### Data supplied
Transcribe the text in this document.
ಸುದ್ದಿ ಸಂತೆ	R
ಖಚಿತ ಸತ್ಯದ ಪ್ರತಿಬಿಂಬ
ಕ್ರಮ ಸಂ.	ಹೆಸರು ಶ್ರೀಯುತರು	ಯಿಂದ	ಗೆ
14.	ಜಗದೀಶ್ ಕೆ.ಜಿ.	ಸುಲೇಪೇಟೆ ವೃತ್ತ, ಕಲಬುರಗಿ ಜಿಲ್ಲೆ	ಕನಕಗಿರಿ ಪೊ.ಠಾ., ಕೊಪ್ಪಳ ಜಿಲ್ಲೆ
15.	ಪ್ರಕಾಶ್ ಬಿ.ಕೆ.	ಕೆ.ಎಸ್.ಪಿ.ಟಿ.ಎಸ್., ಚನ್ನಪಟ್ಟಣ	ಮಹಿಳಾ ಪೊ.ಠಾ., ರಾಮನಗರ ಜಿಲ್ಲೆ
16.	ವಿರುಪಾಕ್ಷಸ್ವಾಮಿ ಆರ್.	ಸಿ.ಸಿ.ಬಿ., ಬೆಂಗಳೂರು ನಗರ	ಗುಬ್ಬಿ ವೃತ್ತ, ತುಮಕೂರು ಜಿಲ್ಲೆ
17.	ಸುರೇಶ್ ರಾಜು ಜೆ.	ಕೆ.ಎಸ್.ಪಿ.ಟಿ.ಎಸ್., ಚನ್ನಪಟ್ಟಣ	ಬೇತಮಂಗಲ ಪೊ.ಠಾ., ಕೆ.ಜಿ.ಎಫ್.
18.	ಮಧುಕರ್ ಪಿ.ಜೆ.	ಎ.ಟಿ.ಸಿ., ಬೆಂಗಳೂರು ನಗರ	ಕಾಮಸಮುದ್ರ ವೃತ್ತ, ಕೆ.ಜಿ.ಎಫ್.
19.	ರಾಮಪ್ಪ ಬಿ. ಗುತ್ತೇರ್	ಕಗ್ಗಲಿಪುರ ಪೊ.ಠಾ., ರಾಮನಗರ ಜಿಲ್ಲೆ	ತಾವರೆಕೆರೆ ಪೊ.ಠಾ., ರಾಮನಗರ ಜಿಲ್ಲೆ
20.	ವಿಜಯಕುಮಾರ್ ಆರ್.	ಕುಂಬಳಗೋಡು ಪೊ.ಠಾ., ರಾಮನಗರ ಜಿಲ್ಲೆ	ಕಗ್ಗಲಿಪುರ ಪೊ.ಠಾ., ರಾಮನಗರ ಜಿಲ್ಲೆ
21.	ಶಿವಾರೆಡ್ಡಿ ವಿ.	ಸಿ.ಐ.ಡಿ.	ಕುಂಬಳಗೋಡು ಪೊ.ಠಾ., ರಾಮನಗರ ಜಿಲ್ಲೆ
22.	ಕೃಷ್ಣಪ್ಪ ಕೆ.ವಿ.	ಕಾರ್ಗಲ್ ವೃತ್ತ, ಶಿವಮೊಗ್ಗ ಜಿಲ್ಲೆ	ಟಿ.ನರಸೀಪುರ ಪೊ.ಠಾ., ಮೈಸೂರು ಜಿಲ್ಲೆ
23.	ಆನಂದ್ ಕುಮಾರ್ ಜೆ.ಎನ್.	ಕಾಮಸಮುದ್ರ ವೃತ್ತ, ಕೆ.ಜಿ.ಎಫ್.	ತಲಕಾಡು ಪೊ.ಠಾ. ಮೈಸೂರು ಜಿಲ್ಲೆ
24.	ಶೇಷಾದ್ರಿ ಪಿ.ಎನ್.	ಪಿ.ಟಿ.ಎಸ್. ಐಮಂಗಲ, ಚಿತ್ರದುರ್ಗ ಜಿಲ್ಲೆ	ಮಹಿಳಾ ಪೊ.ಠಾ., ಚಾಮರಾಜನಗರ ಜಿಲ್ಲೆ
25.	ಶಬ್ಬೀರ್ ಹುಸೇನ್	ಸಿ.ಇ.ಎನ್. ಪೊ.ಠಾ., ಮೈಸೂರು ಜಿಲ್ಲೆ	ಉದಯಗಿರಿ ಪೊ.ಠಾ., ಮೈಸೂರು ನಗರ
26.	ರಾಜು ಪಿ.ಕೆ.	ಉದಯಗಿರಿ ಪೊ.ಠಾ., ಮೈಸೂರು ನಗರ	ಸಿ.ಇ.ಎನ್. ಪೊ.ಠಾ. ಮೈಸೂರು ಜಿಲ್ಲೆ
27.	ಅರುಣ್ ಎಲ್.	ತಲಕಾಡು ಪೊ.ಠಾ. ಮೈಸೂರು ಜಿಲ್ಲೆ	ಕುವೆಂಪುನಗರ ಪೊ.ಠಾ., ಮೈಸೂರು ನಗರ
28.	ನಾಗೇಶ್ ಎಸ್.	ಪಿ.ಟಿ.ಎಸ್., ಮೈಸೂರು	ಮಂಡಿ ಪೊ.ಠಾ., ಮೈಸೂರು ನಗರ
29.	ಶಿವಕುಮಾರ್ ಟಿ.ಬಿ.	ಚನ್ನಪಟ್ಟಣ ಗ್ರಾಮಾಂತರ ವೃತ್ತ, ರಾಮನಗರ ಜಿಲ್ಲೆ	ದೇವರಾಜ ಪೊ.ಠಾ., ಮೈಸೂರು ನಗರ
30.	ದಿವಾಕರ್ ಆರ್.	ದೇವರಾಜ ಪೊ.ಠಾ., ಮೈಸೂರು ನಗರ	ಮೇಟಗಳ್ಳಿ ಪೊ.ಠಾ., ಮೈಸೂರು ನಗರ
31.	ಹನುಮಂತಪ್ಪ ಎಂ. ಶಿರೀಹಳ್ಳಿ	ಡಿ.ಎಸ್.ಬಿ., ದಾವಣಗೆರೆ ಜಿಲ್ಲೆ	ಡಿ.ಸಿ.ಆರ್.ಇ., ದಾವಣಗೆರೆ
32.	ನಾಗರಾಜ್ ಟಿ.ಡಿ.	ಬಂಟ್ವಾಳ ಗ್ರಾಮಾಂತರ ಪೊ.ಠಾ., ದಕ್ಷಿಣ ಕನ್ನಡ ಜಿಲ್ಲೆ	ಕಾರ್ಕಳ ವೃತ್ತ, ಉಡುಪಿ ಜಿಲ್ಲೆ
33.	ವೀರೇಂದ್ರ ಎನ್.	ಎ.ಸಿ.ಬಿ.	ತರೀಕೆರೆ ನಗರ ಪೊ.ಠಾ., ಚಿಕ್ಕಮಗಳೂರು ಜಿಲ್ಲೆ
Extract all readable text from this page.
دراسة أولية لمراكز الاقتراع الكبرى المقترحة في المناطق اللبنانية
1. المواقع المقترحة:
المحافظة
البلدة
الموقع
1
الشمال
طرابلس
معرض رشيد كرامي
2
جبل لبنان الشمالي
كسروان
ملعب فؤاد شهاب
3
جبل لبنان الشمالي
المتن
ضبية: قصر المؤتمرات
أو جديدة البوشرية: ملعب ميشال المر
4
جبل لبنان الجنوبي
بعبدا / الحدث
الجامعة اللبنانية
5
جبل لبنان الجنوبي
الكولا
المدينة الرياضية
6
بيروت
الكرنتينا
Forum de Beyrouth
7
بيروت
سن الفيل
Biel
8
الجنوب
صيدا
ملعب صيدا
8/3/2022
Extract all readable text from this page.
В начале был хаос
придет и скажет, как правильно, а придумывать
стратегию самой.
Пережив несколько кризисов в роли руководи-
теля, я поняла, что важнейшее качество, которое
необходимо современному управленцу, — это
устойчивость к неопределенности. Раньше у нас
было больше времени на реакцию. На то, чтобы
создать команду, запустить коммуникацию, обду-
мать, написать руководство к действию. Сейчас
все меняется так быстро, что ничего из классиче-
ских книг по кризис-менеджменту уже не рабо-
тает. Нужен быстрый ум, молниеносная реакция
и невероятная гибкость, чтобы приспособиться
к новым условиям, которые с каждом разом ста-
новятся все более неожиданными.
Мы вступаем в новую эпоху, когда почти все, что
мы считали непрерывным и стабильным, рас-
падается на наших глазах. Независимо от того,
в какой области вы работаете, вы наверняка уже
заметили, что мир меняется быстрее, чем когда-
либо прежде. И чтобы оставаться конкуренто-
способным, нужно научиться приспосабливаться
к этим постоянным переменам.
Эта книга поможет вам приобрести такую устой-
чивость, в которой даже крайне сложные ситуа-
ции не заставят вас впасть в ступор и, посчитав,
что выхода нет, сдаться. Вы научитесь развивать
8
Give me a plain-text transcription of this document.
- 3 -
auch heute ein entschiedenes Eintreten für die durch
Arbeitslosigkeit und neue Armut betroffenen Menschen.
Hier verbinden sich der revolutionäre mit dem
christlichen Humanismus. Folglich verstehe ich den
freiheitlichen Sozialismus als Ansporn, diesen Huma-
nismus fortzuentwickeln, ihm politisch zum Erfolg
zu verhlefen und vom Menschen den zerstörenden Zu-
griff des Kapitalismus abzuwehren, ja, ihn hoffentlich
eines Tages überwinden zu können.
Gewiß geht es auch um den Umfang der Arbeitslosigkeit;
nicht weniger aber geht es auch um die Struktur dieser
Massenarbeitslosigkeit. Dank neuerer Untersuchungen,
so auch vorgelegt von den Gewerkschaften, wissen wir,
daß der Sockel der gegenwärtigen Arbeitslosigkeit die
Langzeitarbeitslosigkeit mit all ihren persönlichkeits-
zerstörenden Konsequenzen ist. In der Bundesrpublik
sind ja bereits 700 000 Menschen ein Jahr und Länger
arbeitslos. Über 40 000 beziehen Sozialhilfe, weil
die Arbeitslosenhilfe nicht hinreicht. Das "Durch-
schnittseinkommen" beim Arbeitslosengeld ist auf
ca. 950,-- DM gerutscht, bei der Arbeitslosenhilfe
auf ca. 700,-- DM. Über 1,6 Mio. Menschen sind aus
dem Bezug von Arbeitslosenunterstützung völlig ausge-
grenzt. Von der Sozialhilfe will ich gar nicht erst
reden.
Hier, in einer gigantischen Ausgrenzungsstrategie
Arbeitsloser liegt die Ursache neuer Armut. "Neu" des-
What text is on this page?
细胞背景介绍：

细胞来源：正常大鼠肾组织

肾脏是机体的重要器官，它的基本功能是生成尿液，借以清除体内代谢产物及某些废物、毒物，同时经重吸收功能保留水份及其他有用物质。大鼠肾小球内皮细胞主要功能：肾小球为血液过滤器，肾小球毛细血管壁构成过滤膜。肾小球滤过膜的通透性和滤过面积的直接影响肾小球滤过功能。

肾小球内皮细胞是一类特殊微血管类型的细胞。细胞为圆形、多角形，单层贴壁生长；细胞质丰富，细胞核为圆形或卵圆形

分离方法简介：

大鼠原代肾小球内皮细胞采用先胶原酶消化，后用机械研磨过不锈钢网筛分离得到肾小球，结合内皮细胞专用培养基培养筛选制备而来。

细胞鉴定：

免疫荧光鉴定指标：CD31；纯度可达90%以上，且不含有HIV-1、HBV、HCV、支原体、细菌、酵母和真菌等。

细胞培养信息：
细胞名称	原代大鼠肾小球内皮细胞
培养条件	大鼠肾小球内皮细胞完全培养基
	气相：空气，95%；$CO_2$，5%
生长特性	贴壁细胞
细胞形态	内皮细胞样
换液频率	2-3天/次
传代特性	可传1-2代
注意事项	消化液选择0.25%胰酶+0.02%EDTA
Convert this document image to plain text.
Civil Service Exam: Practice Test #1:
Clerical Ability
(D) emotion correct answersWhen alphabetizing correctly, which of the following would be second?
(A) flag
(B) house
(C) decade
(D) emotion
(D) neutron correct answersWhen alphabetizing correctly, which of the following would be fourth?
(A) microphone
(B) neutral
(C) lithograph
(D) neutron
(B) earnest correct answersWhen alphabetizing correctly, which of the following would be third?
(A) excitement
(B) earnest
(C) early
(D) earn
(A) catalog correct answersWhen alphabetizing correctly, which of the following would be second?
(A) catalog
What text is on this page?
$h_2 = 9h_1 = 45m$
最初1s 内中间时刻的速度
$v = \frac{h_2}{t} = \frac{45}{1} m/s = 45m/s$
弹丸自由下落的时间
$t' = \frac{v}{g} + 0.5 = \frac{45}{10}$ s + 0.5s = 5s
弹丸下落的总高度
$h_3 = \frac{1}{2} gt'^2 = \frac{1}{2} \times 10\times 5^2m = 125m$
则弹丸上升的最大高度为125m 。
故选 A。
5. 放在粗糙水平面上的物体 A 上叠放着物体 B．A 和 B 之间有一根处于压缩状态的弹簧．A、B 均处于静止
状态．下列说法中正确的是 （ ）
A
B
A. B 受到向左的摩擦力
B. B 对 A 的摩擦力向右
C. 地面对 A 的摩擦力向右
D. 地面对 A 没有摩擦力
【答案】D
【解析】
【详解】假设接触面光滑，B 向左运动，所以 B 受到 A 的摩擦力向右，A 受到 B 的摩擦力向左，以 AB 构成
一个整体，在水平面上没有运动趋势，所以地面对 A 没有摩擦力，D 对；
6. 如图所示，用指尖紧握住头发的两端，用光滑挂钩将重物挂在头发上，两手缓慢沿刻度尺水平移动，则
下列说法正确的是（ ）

### Aim of the task
Pull out the lines above in which the word "auch" appears.

### Response to the exercise
auch heute ein entschiedenes Eintreten für die durch
Gewiß geht es auch um den Umfang der Arbeitslosigkeit;
nicht weniger aber geht es auch um die Struktur dieser
so auch vorgelegt von den Gewerkschaften, wissen wir,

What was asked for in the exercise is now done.